■ GIVEN REQUEST 1
Answer these from the monitors discussion problem below, marking each answer (a), (b) or (c):
(a) Which monitor primitives should the four procedures use?
(b) What rule is imposed for modesty's sake?
(c) What values can TURN be set to?
■ GIVEN REQUEST 2
Summarize the monitors discussion problem below in two sentences.

■ SOURCE EXTRACT
Discussion questions: monitors
Please work out these problems before your next discussion section. The
GSIs and IAs will go over these problems during the discussion section.
1. Restroom access
U-M decides to save money on the construction of the new CSE building
by building only unisex restrooms (as opposed to redundant men's and women's
rooms on each floor). For modesty's sake, however, they impose the rule that
only people of one gender may occupy a given restroom at the same time.
Your task is to write a program which models access to a restroom, using
Mesa monitor primitives.
Write the following procedures:
woman_wants_to_enter(), man_wants_to_enter(),
woman_leaves(), man_leaves().
Use the monitor primitives lock(), unlock(),
signal(), wait(), and broadcast() in these
functions to control access to the restroom. You may assume there is
no limit on the number of people of the same gender who may occupy the
restroom at a given time.
Next, we want to modify our solution in order to prevent starvation. In other
words, a person should not have to wait indefinitely to enter, assuming that
each person already in the restroom stays there for some finite time period.
We will try to ensure fairness using a bool called TURN. TURN can be set to either MEN or WOMEN.
Write a solution that uses the TURN variable to alternate priorities between men and women when
both groups are waiting. For example, if there are women in the bathroom and men waiting for the
bathroom and a woman arrives, the woman should only be allowed in if TURN = WOMEN. Flip the TURN
variable when appropriate.

■ MATERIAL PROVIDED
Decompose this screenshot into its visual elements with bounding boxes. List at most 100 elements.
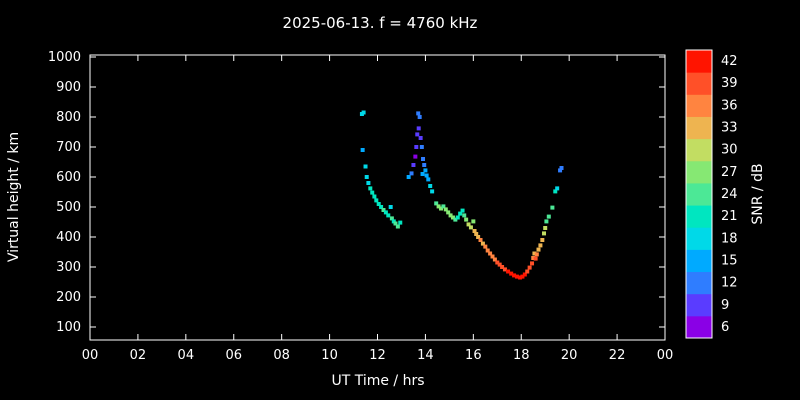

■ REPLY 1
(a) lock(), unlock(), signal(), wait(), and broadcast().
(b) Only people of one gender may occupy a given restroom at the same time.
(c) MEN or WOMEN.

■ REPLY 2
Students must write procedures using Mesa monitor primitives to model access to a unisex restroom, where only people of one gender may be inside at the same time. The solution must then be changed to prevent starvation, using a TURN variable to alternate priority between men and women when both groups are waiting.